### Short task
Pull every line holding the string "passe" from the records below.

================================

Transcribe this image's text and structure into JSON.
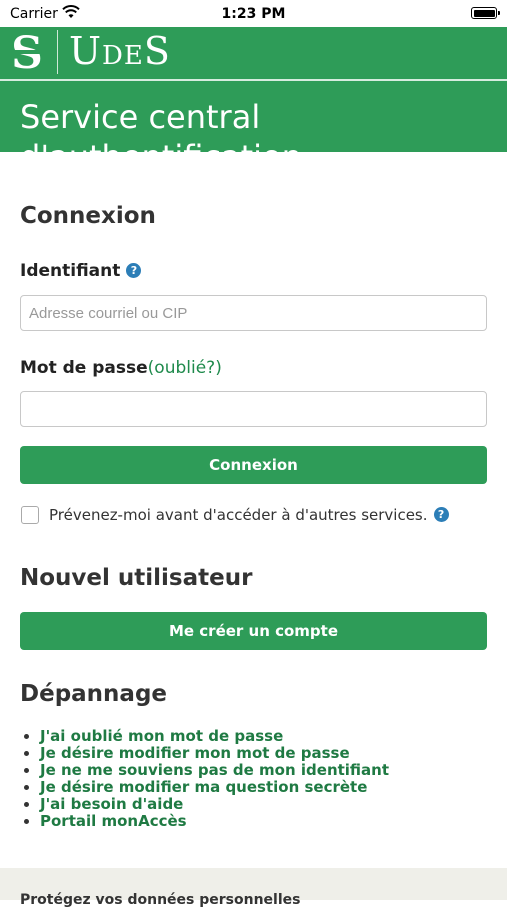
{
  "status_bar": {
    "carrier": "Carrier",
    "time": "1:23 PM"
  },
  "brand": {
    "name_parts": [
      "U",
      "DE",
      "S"
    ]
  },
  "header": {
    "title": "Service central d'authentification"
  },
  "login": {
    "heading": "Connexion",
    "identifier_label": "Identifiant",
    "identifier_placeholder": "Adresse courriel ou CIP",
    "identifier_value": "",
    "password_label": "Mot de passe",
    "forgot_link": "(oublié?)",
    "password_value": "",
    "submit_label": "Connexion",
    "warn_label": "Prévenez-moi avant d'accéder à d'autres services."
  },
  "new_user": {
    "heading": "Nouvel utilisateur",
    "create_label": "Me créer un compte"
  },
  "troubleshooting": {
    "heading": "Dépannage",
    "links": [
      "J'ai oublié mon mot de passe",
      "Je désire modifier mon mot de passe",
      "Je ne me souviens pas de mon identifiant",
      "Je désire modifier ma question secrète",
      "J'ai besoin d'aide",
      "Portail monAccès"
    ]
  },
  "footer": {
    "text": "Protégez vos données personnelles"
  },
  "colors": {
    "brand_green": "#2e9c58",
    "link_green": "#1f8a4c",
    "help_blue": "#2c7eb7"
  }
}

================================

### Final result
    "password_label": "Mot de passe",
      "J'ai oublié mon mot de passe",
      "Je désire modifier mon mot de passe",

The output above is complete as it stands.